DO THIS: Using the listing below, report all lines holding the word "China".

⟨

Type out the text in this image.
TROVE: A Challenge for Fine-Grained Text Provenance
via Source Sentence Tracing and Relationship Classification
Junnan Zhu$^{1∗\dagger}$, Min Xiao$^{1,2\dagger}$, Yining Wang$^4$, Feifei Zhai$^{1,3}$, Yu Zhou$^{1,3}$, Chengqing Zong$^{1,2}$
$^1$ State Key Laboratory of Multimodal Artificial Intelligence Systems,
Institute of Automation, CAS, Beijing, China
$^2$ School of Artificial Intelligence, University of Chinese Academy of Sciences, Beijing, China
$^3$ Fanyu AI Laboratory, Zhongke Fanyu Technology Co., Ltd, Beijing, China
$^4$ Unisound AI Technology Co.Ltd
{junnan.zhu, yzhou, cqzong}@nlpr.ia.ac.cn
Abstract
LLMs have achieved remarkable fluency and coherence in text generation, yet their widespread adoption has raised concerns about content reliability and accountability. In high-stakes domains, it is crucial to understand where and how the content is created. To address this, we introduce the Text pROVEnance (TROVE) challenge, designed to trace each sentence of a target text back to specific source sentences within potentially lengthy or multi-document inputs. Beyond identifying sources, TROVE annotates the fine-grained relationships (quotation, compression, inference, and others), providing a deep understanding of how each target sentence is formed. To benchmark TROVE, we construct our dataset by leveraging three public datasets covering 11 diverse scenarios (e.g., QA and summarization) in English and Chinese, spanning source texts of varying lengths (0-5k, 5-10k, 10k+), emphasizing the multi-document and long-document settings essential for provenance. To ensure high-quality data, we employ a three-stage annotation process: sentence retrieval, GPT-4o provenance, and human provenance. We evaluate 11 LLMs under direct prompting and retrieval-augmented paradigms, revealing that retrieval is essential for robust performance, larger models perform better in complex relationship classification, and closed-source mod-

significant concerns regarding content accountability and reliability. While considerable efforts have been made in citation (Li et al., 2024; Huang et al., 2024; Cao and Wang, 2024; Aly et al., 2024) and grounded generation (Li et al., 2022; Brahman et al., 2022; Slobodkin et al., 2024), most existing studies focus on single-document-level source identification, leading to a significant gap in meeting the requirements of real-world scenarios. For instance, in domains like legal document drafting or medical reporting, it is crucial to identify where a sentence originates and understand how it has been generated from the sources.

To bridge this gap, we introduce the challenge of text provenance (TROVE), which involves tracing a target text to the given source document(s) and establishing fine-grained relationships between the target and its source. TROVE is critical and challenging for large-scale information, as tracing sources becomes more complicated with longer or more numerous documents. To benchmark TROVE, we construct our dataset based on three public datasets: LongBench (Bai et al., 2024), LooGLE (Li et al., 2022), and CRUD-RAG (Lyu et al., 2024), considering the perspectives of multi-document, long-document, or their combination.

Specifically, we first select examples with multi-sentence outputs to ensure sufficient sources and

⟩

OUTPUT BELOW:
Institute of Automation, CAS, Beijing, China
$^2$ School of Artificial Intelligence, University of Chinese Academy of Sciences, Beijing, China
$^3$ Fanyu AI Laboratory, Zhongke Fanyu Technology Co., Ltd, Beijing, China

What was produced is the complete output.